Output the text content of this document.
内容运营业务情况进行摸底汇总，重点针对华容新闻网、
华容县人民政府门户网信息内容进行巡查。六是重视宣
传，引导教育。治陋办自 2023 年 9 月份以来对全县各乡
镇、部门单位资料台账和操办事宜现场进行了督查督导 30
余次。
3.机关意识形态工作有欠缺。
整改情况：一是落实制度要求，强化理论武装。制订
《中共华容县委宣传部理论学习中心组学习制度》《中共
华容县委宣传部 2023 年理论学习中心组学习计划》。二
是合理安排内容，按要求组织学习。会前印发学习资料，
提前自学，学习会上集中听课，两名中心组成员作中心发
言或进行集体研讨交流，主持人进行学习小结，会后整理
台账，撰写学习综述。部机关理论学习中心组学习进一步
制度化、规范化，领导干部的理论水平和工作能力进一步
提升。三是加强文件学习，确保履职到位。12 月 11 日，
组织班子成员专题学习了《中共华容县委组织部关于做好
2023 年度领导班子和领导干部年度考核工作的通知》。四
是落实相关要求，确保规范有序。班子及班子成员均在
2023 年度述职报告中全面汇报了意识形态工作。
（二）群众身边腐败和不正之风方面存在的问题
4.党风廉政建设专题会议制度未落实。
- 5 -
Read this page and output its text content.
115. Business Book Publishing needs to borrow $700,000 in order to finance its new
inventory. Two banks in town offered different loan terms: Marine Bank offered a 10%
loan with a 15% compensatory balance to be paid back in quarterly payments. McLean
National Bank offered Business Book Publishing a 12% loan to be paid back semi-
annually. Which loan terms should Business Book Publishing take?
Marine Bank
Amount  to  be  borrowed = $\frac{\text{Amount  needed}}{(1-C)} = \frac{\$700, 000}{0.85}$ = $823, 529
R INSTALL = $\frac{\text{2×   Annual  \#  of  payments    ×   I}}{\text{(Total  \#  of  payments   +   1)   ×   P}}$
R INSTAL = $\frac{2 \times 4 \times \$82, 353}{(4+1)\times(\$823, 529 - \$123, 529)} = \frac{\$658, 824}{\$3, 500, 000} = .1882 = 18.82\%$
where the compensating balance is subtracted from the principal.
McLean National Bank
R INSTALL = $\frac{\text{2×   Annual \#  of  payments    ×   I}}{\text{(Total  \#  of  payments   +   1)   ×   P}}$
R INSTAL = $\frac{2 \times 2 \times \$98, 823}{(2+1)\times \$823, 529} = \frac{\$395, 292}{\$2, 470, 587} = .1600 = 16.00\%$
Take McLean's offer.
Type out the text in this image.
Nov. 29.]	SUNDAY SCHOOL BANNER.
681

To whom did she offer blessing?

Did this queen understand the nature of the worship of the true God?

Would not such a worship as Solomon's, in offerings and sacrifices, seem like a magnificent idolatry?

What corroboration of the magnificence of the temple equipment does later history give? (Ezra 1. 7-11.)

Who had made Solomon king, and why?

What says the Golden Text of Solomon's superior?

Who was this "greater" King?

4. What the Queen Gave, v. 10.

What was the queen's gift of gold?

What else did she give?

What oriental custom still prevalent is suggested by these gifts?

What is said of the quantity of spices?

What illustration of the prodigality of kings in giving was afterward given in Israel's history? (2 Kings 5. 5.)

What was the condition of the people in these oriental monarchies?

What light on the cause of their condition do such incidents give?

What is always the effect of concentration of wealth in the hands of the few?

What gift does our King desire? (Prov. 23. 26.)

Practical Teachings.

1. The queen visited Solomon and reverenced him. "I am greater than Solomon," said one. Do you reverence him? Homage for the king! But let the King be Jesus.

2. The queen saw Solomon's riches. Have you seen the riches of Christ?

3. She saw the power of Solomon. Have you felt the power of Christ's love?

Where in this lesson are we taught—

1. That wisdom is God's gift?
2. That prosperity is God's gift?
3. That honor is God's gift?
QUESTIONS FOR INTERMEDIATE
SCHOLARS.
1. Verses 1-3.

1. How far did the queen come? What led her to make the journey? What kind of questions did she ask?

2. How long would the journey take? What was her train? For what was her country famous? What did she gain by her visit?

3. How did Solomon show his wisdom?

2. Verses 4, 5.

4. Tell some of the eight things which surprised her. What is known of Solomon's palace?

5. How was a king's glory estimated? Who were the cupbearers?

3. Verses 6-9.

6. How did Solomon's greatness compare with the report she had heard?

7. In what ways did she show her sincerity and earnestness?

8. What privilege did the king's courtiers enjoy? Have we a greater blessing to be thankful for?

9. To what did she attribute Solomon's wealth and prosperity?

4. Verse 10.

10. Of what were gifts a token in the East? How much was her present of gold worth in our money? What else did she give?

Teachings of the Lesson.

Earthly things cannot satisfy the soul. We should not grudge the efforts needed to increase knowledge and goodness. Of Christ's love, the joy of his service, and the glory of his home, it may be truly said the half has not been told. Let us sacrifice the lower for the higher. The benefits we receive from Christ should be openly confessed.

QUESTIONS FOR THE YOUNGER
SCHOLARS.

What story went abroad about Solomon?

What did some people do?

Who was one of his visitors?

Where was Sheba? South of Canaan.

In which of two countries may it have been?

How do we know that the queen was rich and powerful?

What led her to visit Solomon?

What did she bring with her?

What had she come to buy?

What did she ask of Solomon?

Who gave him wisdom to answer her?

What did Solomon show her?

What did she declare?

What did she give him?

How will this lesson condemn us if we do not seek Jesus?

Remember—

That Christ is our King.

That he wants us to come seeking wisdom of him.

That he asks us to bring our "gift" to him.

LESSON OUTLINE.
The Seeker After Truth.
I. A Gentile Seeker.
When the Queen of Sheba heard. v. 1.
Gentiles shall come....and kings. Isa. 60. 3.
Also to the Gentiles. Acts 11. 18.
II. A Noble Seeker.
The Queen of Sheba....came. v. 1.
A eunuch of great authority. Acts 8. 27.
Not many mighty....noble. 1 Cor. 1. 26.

————————

_SHORT PROBLEM_: Count each line of the entries that holds the word "Acts", then state the total and nothing more.

_REPLY TO THE TASK_: 2